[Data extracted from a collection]
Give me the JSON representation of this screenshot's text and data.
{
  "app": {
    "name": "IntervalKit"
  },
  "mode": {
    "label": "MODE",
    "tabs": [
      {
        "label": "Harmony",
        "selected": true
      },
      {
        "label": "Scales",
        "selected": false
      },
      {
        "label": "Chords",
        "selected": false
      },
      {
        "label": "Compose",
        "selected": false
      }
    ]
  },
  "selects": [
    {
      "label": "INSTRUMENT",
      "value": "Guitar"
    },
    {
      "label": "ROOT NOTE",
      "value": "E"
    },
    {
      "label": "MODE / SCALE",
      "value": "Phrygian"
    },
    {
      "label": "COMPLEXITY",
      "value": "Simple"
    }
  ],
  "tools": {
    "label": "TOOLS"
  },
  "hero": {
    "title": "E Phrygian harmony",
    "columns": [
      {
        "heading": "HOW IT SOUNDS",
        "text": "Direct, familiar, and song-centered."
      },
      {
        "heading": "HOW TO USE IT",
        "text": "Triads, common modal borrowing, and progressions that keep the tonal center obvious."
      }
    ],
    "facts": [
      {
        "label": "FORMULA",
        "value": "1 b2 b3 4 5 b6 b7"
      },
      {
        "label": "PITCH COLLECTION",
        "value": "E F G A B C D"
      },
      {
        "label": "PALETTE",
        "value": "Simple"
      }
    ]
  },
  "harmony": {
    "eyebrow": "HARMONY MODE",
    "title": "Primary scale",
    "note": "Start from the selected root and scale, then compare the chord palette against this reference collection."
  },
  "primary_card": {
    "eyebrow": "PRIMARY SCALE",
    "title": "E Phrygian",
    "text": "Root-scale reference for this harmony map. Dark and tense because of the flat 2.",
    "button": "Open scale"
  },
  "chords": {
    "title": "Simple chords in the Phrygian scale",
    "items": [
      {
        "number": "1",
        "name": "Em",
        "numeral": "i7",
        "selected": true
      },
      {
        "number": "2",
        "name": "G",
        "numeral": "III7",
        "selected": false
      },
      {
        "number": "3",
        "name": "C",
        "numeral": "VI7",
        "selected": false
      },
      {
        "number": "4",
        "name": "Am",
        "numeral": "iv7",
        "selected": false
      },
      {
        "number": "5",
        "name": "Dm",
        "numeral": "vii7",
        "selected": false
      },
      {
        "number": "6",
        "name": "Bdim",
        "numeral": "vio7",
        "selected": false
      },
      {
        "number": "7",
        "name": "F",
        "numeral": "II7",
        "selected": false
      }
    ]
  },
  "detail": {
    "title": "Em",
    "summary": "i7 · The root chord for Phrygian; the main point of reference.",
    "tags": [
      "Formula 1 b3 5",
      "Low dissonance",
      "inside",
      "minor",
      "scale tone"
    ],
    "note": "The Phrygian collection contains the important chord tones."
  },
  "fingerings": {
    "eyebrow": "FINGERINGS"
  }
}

*Task objective*. Go through the entries and return each line where the word "number" appears.

*Exercise solution*.
        "number": "1",
        "number": "2",
        "number": "3",
        "number": "4",
        "number": "5",
        "number": "6",
        "number": "7",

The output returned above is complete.